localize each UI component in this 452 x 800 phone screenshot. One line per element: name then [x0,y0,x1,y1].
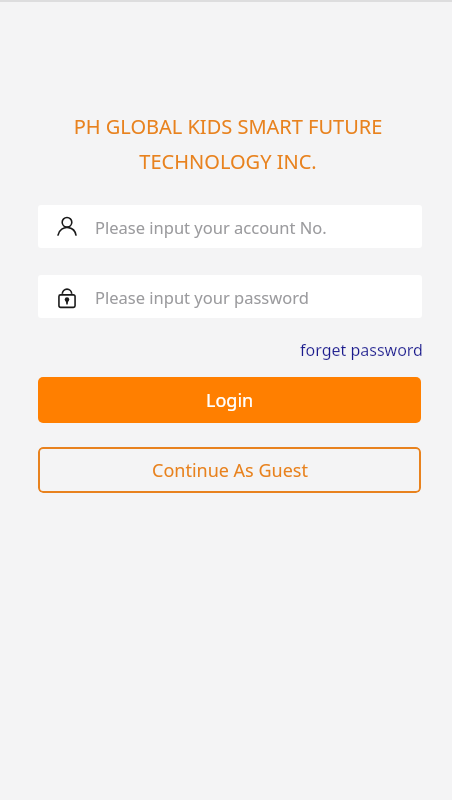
staticText: Please input your password [95,286,309,308]
staticText: forget password [300,339,423,361]
button[interactable]: forget password [298,337,425,363]
button[interactable]: Account [38,205,422,248]
button[interactable]: Password [38,275,422,318]
staticText: Login [206,388,254,413]
button[interactable]: Login [38,377,421,423]
staticText: Please input your account No. [95,216,327,238]
other: Password [38,284,95,310]
staticText: PH GLOBAL KIDS SMART FUTURE TECHNOLOGY I… [30,113,426,175]
other: Account [38,214,95,240]
button[interactable]: Continue As Guest [38,447,421,493]
staticText: Continue As Guest [152,458,308,483]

*Required task*. Please put each line of the entries above into a numbered list, skipping any blank lines and leaving out the pictures.

*Result of this exercise*.
1. localize each UI component in this 452 x 800 phone screenshot. One line per element: name then [x0,y0,x1,y1].
2. staticText: Please input your password [95,286,309,308]
3. staticText: forget password [300,339,423,361]
4. button[interactable]: forget password [298,337,425,363]
5. button[interactable]: Account [38,205,422,248]
6. button[interactable]: Password [38,275,422,318]
7. staticText: Login [206,388,254,413]
8. button[interactable]: Login [38,377,421,423]
9. staticText: Please input your account No. [95,216,327,238]
10. other: Password [38,284,95,310]
11. staticText: PH GLOBAL KIDS SMART FUTURE TECHNOLOGY I… [30,113,426,175]
12. other: Account [38,214,95,240]
13. button[interactable]: Continue As Guest [38,447,421,493]
14. staticText: Continue As Guest [152,458,308,483]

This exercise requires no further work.